REQUIRED TASK: Omit every picture and write out the rest of the records exactly.

(Dataset items)
— begin —
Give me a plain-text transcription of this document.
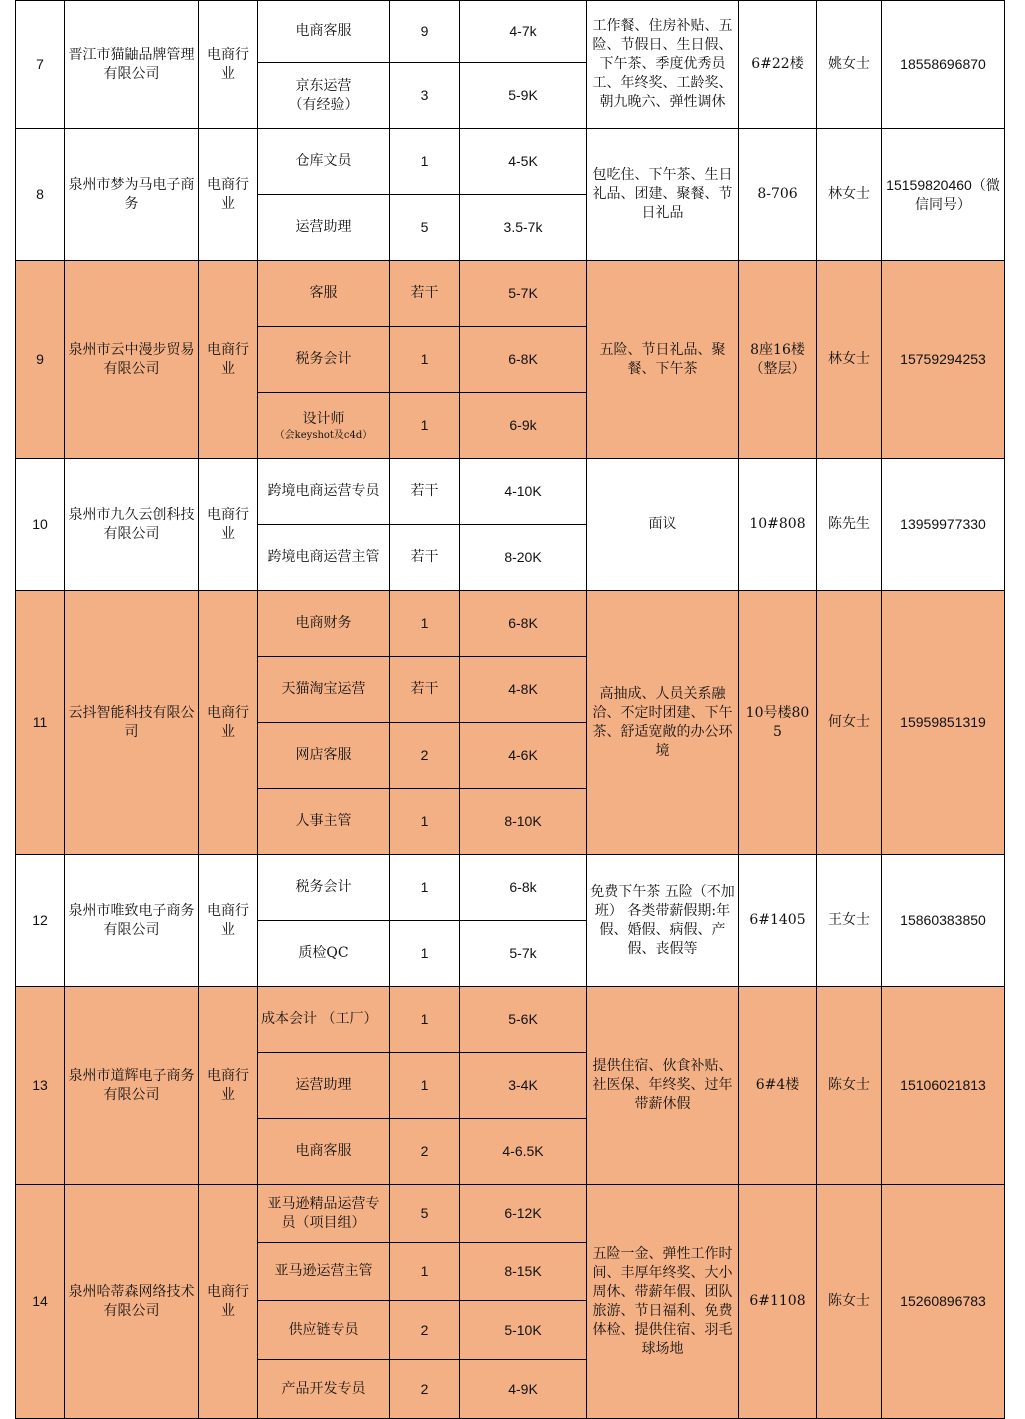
7	晋江市猫鼬品牌管理有限公司	电商行业	电商客服	9	4-7k	工作餐、住房补贴、五险、节假日、生日假、下午茶、季度优秀员工、年终奖、工龄奖、朝九晚六、弹性调休	6#22楼	姚女士	18558696870
			京东运营
（有经验）	3	5-9K				
8	泉州市梦为马电子商务	电商行业	仓库文员	1	4-5K	包吃住、下午茶、生日礼品、团建、聚餐、节日礼品	8-706	林女士	15159820460（微信同号）
			运营助理	5	3.5-7k				
9	泉州市云中漫步贸易有限公司	电商行业	客服	若干	5-7K	五险、节日礼品、聚餐、下午茶	8座16楼（整层）	林女士	15759294253
			税务会计	1	6-8K				
			设计师
（会keyshot及c4d）	1	6-9k				
10	泉州市九久云创科技有限公司	电商行业	跨境电商运营专员	若干	4-10K	面议	10#808	陈先生	13959977330
			跨境电商运营主管	若干	8-20K				
11	云抖智能科技有限公司	电商行业	电商财务	1	6-8K	高抽成、人员关系融洽、不定时团建、下午茶、舒适宽敞的办公环境	10号楼805	何女士	15959851319
			天猫淘宝运营	若干	4-8K				
			网店客服	2	4-6K				
			人事主管	1	8-10K				
12	泉州市唯致电子商务有限公司	电商行业	税务会计	1	6-8k	免费下午茶 五险（不加班） 各类带薪假期:年假、婚假、病假、产假、丧假等	6#1405	王女士	15860383850
			质检QC	1	5-7k				
13	泉州市道辉电子商务有限公司	电商行业	成本会计 （工厂）	1	5-6K	提供住宿、伙食补贴、社医保、年终奖、过年带薪休假	6#4楼	陈女士	15106021813
			运营助理	1	3-4K				
			电商客服	2	4-6.5K				
14	泉州哈蒂森网络技术有限公司	电商行业	亚马逊精品运营专员（项目组）	5	6-12K	五险一金、弹性工作时间、丰厚年终奖、大小周休、带薪年假、团队旅游、节日福利、免费体检、提供住宿、羽毛球场地	6#1108	陈女士	15260896783
			亚马逊运营主管	1	8-15K				
			供应链专员	2	5-10K				
			产品开发专员	2	4-9K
— end —
REPLY:
Give me a plain-text transcription of this document.
7	晋江市猫鼬品牌管理有限公司	电商行业	电商客服	9	4-7k	工作餐、住房补贴、五险、节假日、生日假、下午茶、季度优秀员工、年终奖、工龄奖、朝九晚六、弹性调休	6#22楼	姚女士	18558696870
			京东运营
（有经验）	3	5-9K				
8	泉州市梦为马电子商务	电商行业	仓库文员	1	4-5K	包吃住、下午茶、生日礼品、团建、聚餐、节日礼品	8-706	林女士	15159820460（微信同号）
			运营助理	5	3.5-7k				
9	泉州市云中漫步贸易有限公司	电商行业	客服	若干	5-7K	五险、节日礼品、聚餐、下午茶	8座16楼（整层）	林女士	15759294253
			税务会计	1	6-8K				
			设计师
（会keyshot及c4d）	1	6-9k				
10	泉州市九久云创科技有限公司	电商行业	跨境电商运营专员	若干	4-10K	面议	10#808	陈先生	13959977330
			跨境电商运营主管	若干	8-20K				
11	云抖智能科技有限公司	电商行业	电商财务	1	6-8K	高抽成、人员关系融洽、不定时团建、下午茶、舒适宽敞的办公环境	10号楼805	何女士	15959851319
			天猫淘宝运营	若干	4-8K				
			网店客服	2	4-6K				
			人事主管	1	8-10K				
12	泉州市唯致电子商务有限公司	电商行业	税务会计	1	6-8k	免费下午茶 五险（不加班） 各类带薪假期:年假、婚假、病假、产假、丧假等	6#1405	王女士	15860383850
			质检QC	1	5-7k				
13	泉州市道辉电子商务有限公司	电商行业	成本会计 （工厂）	1	5-6K	提供住宿、伙食补贴、社医保、年终奖、过年带薪休假	6#4楼	陈女士	15106021813
			运营助理	1	3-4K				
			电商客服	2	4-6.5K				
14	泉州哈蒂森网络技术有限公司	电商行业	亚马逊精品运营专员（项目组）	5	6-12K	五险一金、弹性工作时间、丰厚年终奖、大小周休、带薪年假、团队旅游、节日福利、免费体检、提供住宿、羽毛球场地	6#1108	陈女士	15260896783
			亚马逊运营主管	1	8-15K				
			供应链专员	2	5-10K				
			产品开发专员	2	4-9K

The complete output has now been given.